> Aim of the task:
Extract all lines containing "components".

> Information provided:
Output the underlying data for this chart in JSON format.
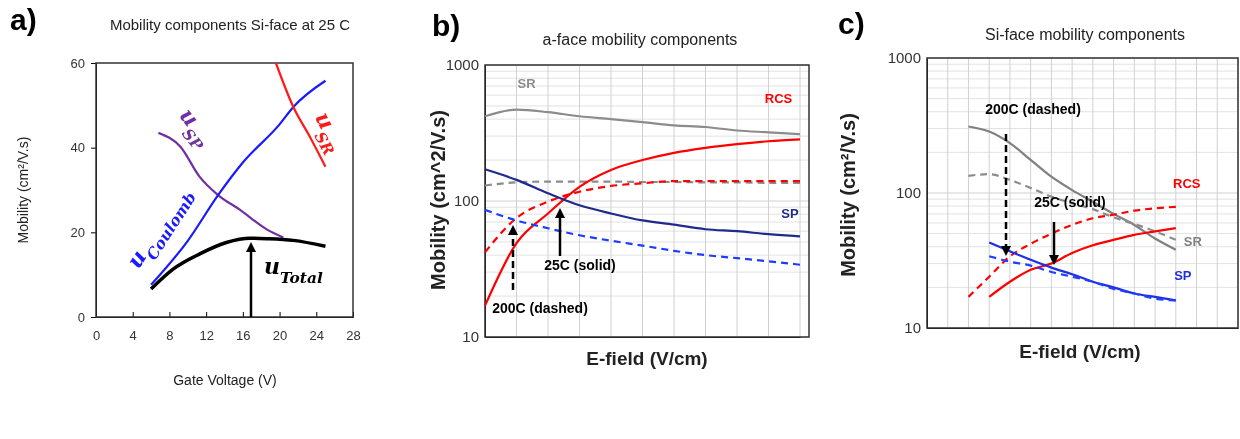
{
  "chart_data": [
    {
      "type": "line",
      "title": "Mobility components Si-face at 25 C",
      "xlabel": "Gate Voltage (V)",
      "ylabel": "Mobility (cm²/V.s)",
      "xlim": [
        0,
        28
      ],
      "xticks": [
        0,
        4,
        8,
        12,
        16,
        20,
        24,
        28
      ],
      "ylim": [
        0,
        60
      ],
      "yticks": [
        0,
        20,
        40,
        60
      ],
      "annotations": [
        "a)"
      ],
      "series": [
        {
          "name": "u$_{SP}$",
          "color": "#7030a0",
          "x": [
            6.8,
            9.2,
            11.3,
            13.3,
            15.7,
            18.6,
            20.4
          ],
          "values": [
            43.5,
            40.2,
            33.1,
            28.8,
            25.3,
            20.7,
            18.8
          ]
        },
        {
          "name": "u$_{Coulomb}$",
          "color": "#1a1aff",
          "x": [
            6,
            10,
            13.3,
            16,
            20,
            21.5,
            25
          ],
          "values": [
            7.6,
            18,
            28.8,
            36.5,
            45.5,
            49.6,
            55.8
          ]
        },
        {
          "name": "u$_{SR}$",
          "color": "#ff1a1a",
          "x": [
            19.6,
            21.5,
            23.3,
            25
          ],
          "values": [
            60,
            49.6,
            42.6,
            35.5
          ]
        },
        {
          "name": "u$_{Total}$",
          "color": "#000000",
          "x": [
            6,
            8.4,
            11.3,
            14.2,
            16.8,
            18.6,
            21.5,
            25
          ],
          "values": [
            6.6,
            11.3,
            14.9,
            17.6,
            18.6,
            18.5,
            18.1,
            16.7
          ]
        }
      ]
    },
    {
      "type": "line",
      "title": "a-face mobility components",
      "xlabel": "E-field (V/cm)",
      "ylabel": "Mobility (cm^2/V.s)",
      "log": true,
      "ylim": [
        10,
        1000
      ],
      "yticks": [
        10,
        100,
        1000
      ],
      "grid": true,
      "tick_labels": "y",
      "annotations": [
        "b)",
        "25C (solid)",
        "200C (dashed)"
      ],
      "categories": [
        null,
        null,
        null,
        null,
        null,
        null,
        null,
        null,
        null,
        null,
        null
      ],
      "series": [
        {
          "name": "SR",
          "color": "#8c8c8c",
          "values": [
            420,
            470,
            450,
            420,
            400,
            380,
            360,
            350,
            330,
            320,
            310
          ]
        },
        {
          "color": "#8c8c8c",
          "line_style": "dashed",
          "values": [
            130,
            137,
            139,
            139,
            139,
            138,
            138,
            137,
            137,
            136,
            136
          ]
        },
        {
          "name": "RCS",
          "color": "#ff0000",
          "values": [
            17,
            49,
            81,
            127,
            169,
            200,
            226,
            246,
            262,
            275,
            284
          ]
        },
        {
          "color": "#ff0000",
          "line_style": "dashed",
          "values": [
            42,
            75,
            99,
            117,
            129,
            135,
            140,
            140,
            140,
            140,
            140
          ]
        },
        {
          "name": "SP",
          "color": "#1f2a8c",
          "values": [
            171,
            143,
            114,
            93,
            81,
            72,
            67,
            62,
            60,
            57,
            55
          ]
        },
        {
          "color": "#1e3cff",
          "line_style": "dashed",
          "values": [
            86,
            72,
            63,
            56,
            51,
            47,
            43,
            40,
            38,
            36,
            34
          ]
        }
      ]
    },
    {
      "type": "line",
      "title": "Si-face mobility components",
      "xlabel": "E-field (V/cm)",
      "ylabel": "Mobility (cm²/V.s)",
      "log": true,
      "ylim": [
        10,
        1000
      ],
      "yticks": [
        10,
        100,
        1000
      ],
      "grid": true,
      "tick_labels": "y",
      "annotations": [
        "c)",
        "200C (dashed)",
        "25C (solid)"
      ],
      "categories": [
        null,
        null,
        null,
        null,
        null,
        null,
        null,
        null,
        null,
        null,
        null,
        null,
        null,
        null,
        null,
        null
      ],
      "series": [
        {
          "name": "SR",
          "color": "#808080",
          "values": [
            null,
            null,
            311,
            285,
            234,
            176,
            132,
            105,
            86,
            70,
            58,
            46,
            38,
            null,
            null,
            null
          ]
        },
        {
          "color": "#8c8c8c",
          "line_style": "dashed",
          "values": [
            null,
            null,
            134,
            138,
            125,
            109,
            94,
            84,
            76,
            66,
            59,
            52,
            45,
            null,
            null,
            null
          ]
        },
        {
          "name": "RCS",
          "color": "#ff0000",
          "values": [
            null,
            null,
            null,
            17,
            22,
            27,
            30,
            36,
            41,
            45,
            49,
            52,
            55,
            null,
            null,
            null
          ]
        },
        {
          "color": "#ff0000",
          "line_style": "dashed",
          "values": [
            null,
            null,
            17,
            24,
            34,
            42,
            50,
            58,
            65,
            69,
            74,
            77,
            79,
            null,
            null,
            null
          ]
        },
        {
          "name": "SP",
          "color": "#1f2ee0",
          "values": [
            null,
            null,
            null,
            43,
            37,
            32,
            28,
            25,
            22,
            20,
            18,
            17,
            16,
            null,
            null,
            null
          ]
        },
        {
          "color": "#2040ff",
          "line_style": "dashed",
          "values": [
            null,
            null,
            null,
            34,
            31,
            29,
            26,
            24,
            22,
            19.5,
            18,
            16.5,
            16,
            null,
            null,
            null
          ]
        }
      ]
    }
  ]
}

> Solution for this exercise:
      "title": "Mobility components Si-face at 25 C",
      "title": "a-face mobility components",
      "title": "Si-face mobility components",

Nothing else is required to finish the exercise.